## START Material for this task

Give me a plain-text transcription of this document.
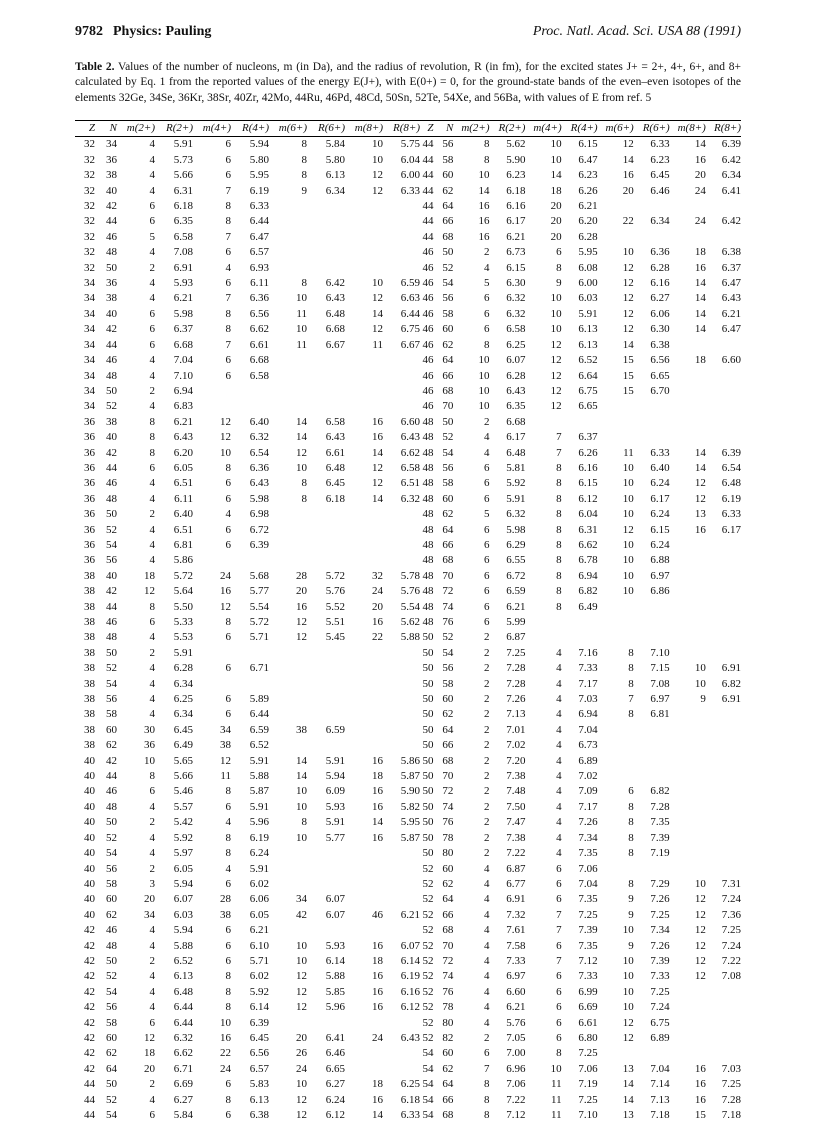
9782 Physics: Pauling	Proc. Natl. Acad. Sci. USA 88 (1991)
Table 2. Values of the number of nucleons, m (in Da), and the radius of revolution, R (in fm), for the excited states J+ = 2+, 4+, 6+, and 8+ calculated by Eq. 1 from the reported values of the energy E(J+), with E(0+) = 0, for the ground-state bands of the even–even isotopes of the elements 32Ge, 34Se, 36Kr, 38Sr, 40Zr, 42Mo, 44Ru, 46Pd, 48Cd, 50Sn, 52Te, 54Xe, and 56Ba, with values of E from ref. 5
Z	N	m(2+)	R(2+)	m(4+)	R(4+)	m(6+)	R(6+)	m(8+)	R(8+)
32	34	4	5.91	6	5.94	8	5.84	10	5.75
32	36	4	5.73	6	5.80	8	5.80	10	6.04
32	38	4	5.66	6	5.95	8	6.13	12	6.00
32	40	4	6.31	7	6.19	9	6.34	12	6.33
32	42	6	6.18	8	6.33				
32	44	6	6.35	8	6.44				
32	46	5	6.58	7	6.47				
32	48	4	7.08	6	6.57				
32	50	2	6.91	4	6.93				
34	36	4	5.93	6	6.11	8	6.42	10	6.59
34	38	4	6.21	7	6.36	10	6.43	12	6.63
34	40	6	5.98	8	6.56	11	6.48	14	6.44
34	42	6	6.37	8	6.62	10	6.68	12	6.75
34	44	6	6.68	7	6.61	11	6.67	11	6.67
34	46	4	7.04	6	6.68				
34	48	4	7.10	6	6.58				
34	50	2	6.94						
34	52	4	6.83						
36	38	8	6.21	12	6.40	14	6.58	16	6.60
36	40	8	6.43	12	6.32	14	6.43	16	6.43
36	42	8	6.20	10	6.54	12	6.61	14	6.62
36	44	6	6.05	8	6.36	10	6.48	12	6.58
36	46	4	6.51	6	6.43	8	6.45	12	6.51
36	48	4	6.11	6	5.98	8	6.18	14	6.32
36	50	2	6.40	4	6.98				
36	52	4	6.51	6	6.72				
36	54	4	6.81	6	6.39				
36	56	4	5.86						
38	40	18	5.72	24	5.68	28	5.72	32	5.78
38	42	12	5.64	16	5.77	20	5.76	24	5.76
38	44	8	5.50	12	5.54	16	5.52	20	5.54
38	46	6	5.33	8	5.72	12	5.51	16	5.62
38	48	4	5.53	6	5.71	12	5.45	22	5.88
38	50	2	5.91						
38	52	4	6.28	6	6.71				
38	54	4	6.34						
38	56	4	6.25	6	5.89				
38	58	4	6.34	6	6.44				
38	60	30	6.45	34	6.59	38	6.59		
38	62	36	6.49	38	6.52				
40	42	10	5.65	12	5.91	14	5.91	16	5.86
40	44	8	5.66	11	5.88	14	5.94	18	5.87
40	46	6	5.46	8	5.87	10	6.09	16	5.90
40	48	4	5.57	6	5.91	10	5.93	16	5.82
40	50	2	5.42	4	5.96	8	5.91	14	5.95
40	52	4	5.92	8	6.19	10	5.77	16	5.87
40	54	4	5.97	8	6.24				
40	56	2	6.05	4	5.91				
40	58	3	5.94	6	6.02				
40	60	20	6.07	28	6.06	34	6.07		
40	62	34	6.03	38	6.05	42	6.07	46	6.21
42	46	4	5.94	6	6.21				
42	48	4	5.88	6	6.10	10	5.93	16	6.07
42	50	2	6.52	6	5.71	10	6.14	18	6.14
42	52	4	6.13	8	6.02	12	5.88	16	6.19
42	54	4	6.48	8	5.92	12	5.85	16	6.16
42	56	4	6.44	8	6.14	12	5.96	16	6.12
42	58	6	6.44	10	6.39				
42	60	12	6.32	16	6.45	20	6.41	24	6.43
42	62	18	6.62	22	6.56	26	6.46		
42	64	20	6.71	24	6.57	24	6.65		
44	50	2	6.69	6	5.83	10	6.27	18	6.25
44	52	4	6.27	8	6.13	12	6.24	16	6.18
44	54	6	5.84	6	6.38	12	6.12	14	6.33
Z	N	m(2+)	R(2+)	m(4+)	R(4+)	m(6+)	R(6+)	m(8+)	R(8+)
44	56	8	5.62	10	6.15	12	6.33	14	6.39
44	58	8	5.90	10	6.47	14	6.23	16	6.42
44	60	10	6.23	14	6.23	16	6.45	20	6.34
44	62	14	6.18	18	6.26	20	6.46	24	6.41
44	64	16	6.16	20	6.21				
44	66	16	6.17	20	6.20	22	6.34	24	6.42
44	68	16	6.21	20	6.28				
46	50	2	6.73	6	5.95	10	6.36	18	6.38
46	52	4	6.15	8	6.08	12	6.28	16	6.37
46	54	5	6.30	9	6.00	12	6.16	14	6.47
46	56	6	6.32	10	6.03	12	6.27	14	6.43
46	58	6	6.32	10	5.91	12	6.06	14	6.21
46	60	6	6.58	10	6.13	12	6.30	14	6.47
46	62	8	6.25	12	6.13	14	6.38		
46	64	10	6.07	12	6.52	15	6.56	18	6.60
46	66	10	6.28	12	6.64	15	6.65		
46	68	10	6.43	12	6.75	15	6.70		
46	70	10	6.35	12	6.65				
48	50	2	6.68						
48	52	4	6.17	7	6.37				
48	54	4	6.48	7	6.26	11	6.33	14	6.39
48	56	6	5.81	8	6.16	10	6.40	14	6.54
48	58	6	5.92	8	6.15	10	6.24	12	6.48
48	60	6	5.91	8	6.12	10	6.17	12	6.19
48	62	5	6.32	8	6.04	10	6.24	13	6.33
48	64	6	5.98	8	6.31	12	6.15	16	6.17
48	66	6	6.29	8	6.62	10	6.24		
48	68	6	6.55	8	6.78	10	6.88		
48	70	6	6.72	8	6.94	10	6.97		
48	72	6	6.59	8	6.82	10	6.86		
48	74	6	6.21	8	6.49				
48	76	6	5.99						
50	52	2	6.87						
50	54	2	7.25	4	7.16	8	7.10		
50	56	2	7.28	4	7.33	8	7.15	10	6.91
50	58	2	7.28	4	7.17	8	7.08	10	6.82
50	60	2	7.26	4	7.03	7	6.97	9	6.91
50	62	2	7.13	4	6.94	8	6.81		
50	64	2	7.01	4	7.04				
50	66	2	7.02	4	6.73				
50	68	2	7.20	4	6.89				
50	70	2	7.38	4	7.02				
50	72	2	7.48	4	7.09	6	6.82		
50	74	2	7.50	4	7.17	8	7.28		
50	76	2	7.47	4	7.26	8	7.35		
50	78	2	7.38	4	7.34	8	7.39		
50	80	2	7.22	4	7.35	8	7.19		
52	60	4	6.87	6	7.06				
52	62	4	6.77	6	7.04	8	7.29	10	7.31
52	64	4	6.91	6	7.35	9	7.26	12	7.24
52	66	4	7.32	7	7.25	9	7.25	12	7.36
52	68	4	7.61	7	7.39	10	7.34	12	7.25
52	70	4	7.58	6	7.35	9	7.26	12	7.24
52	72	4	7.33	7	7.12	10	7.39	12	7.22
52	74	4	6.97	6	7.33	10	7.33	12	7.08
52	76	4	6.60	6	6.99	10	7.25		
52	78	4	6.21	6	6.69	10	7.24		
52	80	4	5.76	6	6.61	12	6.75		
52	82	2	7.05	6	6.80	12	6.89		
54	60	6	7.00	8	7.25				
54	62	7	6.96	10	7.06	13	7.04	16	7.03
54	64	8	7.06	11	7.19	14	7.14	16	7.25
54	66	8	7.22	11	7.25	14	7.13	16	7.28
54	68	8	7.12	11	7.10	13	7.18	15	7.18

## END Material for this task
## START Material for this task

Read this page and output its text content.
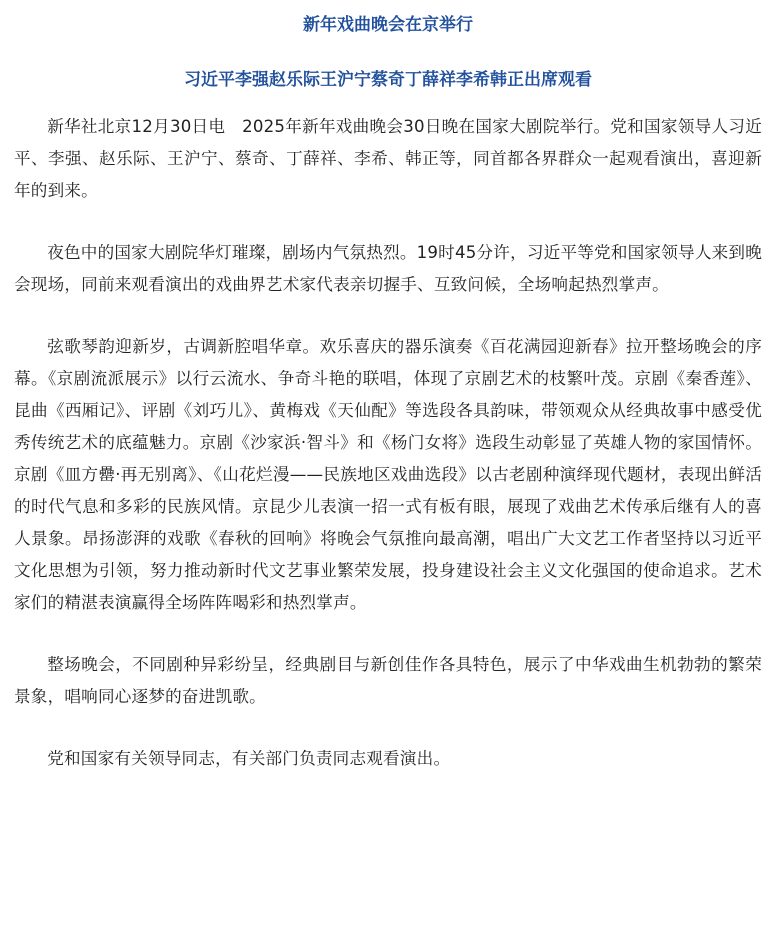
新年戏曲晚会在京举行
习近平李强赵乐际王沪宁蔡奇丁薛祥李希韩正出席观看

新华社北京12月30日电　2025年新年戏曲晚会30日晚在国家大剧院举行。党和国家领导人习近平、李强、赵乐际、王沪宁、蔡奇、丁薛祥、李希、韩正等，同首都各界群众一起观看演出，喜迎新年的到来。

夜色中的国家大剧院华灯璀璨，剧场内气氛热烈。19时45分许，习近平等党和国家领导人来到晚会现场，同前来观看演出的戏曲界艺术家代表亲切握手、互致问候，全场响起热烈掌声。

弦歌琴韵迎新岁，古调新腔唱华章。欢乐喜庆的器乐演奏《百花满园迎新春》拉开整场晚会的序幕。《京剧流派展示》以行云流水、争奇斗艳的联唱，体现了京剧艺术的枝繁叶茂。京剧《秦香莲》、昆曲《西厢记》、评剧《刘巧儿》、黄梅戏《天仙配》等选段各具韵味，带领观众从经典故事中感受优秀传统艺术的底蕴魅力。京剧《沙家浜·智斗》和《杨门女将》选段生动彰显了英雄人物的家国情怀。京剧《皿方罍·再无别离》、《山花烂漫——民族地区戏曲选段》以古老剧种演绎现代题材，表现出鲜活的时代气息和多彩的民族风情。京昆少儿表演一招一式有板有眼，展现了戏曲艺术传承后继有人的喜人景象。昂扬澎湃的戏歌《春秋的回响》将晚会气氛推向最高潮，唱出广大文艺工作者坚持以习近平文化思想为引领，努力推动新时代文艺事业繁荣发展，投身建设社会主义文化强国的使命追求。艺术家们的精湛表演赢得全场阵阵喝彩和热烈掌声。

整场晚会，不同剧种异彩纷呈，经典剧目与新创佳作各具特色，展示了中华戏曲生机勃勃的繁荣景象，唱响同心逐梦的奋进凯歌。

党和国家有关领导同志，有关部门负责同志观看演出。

## END Material for this task
## START Material for this task

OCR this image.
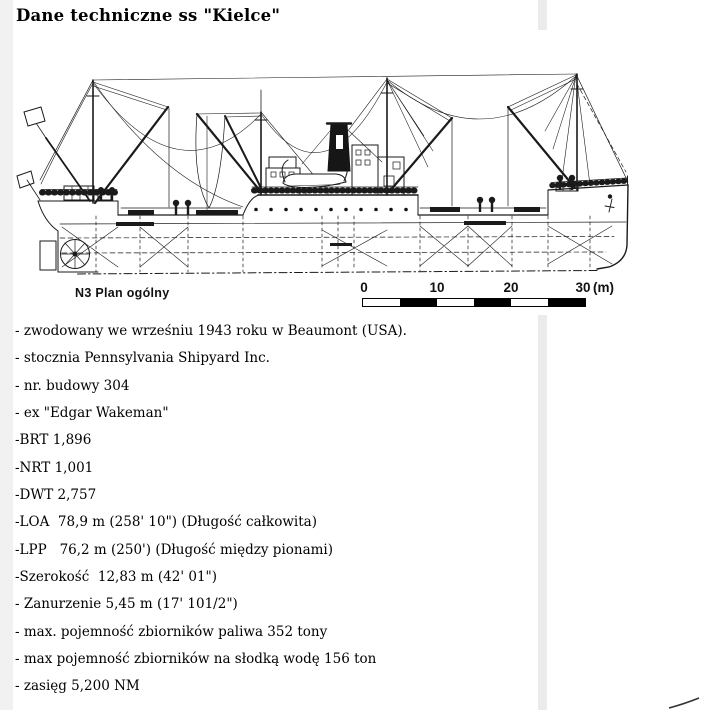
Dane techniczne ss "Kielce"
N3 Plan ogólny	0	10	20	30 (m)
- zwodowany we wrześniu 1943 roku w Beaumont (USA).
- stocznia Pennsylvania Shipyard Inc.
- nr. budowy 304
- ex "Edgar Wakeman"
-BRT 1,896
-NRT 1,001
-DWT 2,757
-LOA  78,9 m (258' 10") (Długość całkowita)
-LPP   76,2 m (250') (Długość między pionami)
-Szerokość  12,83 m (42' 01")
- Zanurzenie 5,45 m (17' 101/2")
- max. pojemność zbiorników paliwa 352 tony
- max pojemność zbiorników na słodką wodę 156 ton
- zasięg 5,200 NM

## END Material for this task

What you will do
Reply with nothing except the number of lines in the listing above that include "text".

Task solution
2